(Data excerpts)
━━━━━━
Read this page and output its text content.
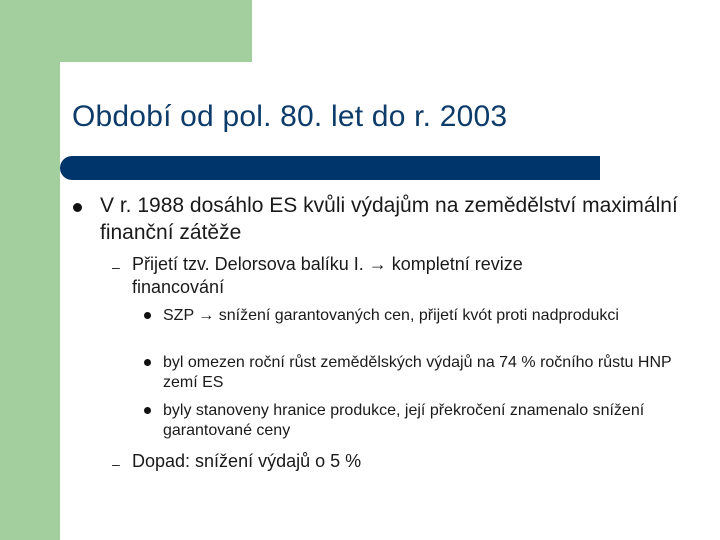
Období od pol. 80. let do r. 2003
V r. 1988 dosáhlo ES kvůli výdajům na zemědělství maximální finanční zátěže
– Přijetí tzv. Delorsova balíku I. → kompletní revize financování
SZP → snížení garantovaných cen, přijetí kvót proti nadprodukci
byl omezen roční růst zemědělských výdajů na 74 % ročního růstu HNP zemí ES
byly stanoveny hranice produkce, její překročení znamenalo snížení garantované ceny
– Dopad: snížení výdajů o 5 %
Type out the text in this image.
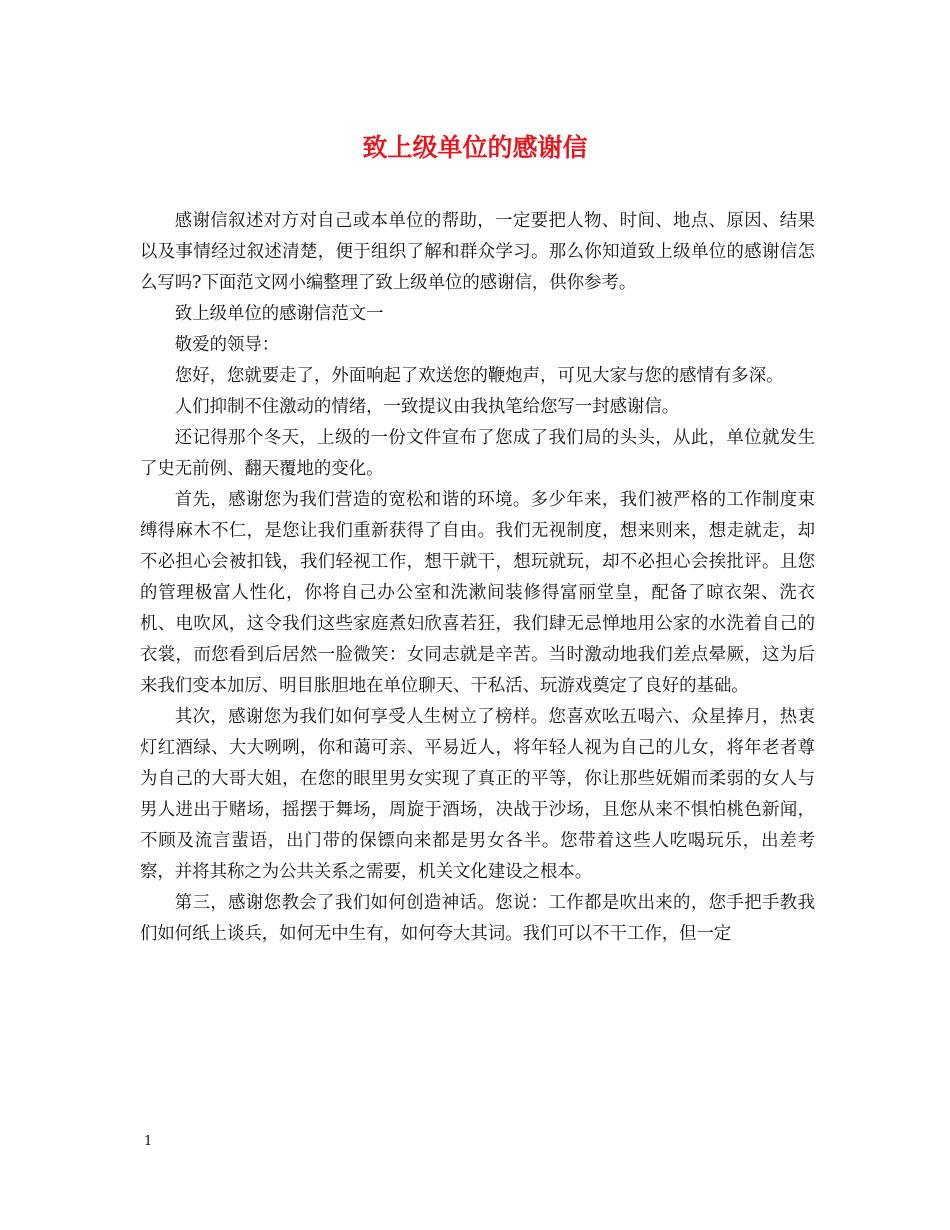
致上级单位的感谢信

感谢信叙述对方对自己或本单位的帮助，一定要把人物、时间、地点、原因、结果以及事情经过叙述清楚，便于组织了解和群众学习。那么你知道致上级单位的感谢信怎么写吗?下面范文网小编整理了致上级单位的感谢信，供你参考。

致上级单位的感谢信范文一

敬爱的领导：

您好，您就要走了，外面响起了欢送您的鞭炮声，可见大家与您的感情有多深。

人们抑制不住激动的情绪，一致提议由我执笔给您写一封感谢信。

还记得那个冬天，上级的一份文件宣布了您成了我们局的头头，从此，单位就发生了史无前例、翻天覆地的变化。

首先，感谢您为我们营造的宽松和谐的环境。多少年来，我们被严格的工作制度束缚得麻木不仁，是您让我们重新获得了自由。我们无视制度，想来则来，想走就走，却不必担心会被扣钱，我们轻视工作，想干就干，想玩就玩，却不必担心会挨批评。且您的管理极富人性化，你将自己办公室和洗漱间装修得富丽堂皇，配备了晾衣架、洗衣机、电吹风，这令我们这些家庭煮妇欣喜若狂，我们肆无忌惮地用公家的水洗着自己的衣裳，而您看到后居然一脸微笑：女同志就是辛苦。当时激动地我们差点晕厥，这为后来我们变本加厉、明目胀胆地在单位聊天、干私活、玩游戏奠定了良好的基础。

其次，感谢您为我们如何享受人生树立了榜样。您喜欢吆五喝六、众星捧月，热衷灯红酒绿、大大咧咧，你和蔼可亲、平易近人，将年轻人视为自己的儿女，将年老者尊为自己的大哥大姐，在您的眼里男女实现了真正的平等，你让那些妩媚而柔弱的女人与男人进出于赌场，摇摆于舞场，周旋于酒场，决战于沙场，且您从来不惧怕桃色新闻，不顾及流言蜚语，出门带的保镖向来都是男女各半。您带着这些人吃喝玩乐，出差考察，并将其称之为公共关系之需要，机关文化建设之根本。

第三，感谢您教会了我们如何创造神话。您说：工作都是吹出来的，您手把手教我们如何纸上谈兵，如何无中生有，如何夸大其词。我们可以不干工作，但一定

1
━━━━━━
**WHAT THIS TASK INVOLVES**
The records above are to be restated exactly, without their pictures.

**RESULT**
Read this page and output its text content.
Období od pol. 80. let do r. 2003
V r. 1988 dosáhlo ES kvůli výdajům na zemědělství maximální finanční zátěže
– Přijetí tzv. Delorsova balíku I. → kompletní revize financování
SZP → snížení garantovaných cen, přijetí kvót proti nadprodukci
byl omezen roční růst zemědělských výdajů na 74 % ročního růstu HNP zemí ES
byly stanoveny hranice produkce, její překročení znamenalo snížení garantované ceny
– Dopad: snížení výdajů o 5 %
Type out the text in this image.
致上级单位的感谢信

感谢信叙述对方对自己或本单位的帮助，一定要把人物、时间、地点、原因、结果以及事情经过叙述清楚，便于组织了解和群众学习。那么你知道致上级单位的感谢信怎么写吗?下面范文网小编整理了致上级单位的感谢信，供你参考。

致上级单位的感谢信范文一

敬爱的领导：

您好，您就要走了，外面响起了欢送您的鞭炮声，可见大家与您的感情有多深。

人们抑制不住激动的情绪，一致提议由我执笔给您写一封感谢信。

还记得那个冬天，上级的一份文件宣布了您成了我们局的头头，从此，单位就发生了史无前例、翻天覆地的变化。

首先，感谢您为我们营造的宽松和谐的环境。多少年来，我们被严格的工作制度束缚得麻木不仁，是您让我们重新获得了自由。我们无视制度，想来则来，想走就走，却不必担心会被扣钱，我们轻视工作，想干就干，想玩就玩，却不必担心会挨批评。且您的管理极富人性化，你将自己办公室和洗漱间装修得富丽堂皇，配备了晾衣架、洗衣机、电吹风，这令我们这些家庭煮妇欣喜若狂，我们肆无忌惮地用公家的水洗着自己的衣裳，而您看到后居然一脸微笑：女同志就是辛苦。当时激动地我们差点晕厥，这为后来我们变本加厉、明目胀胆地在单位聊天、干私活、玩游戏奠定了良好的基础。

其次，感谢您为我们如何享受人生树立了榜样。您喜欢吆五喝六、众星捧月，热衷灯红酒绿、大大咧咧，你和蔼可亲、平易近人，将年轻人视为自己的儿女，将年老者尊为自己的大哥大姐，在您的眼里男女实现了真正的平等，你让那些妩媚而柔弱的女人与男人进出于赌场，摇摆于舞场，周旋于酒场，决战于沙场，且您从来不惧怕桃色新闻，不顾及流言蜚语，出门带的保镖向来都是男女各半。您带着这些人吃喝玩乐，出差考察，并将其称之为公共关系之需要，机关文化建设之根本。

第三，感谢您教会了我们如何创造神话。您说：工作都是吹出来的，您手把手教我们如何纸上谈兵，如何无中生有，如何夸大其词。我们可以不干工作，但一定

1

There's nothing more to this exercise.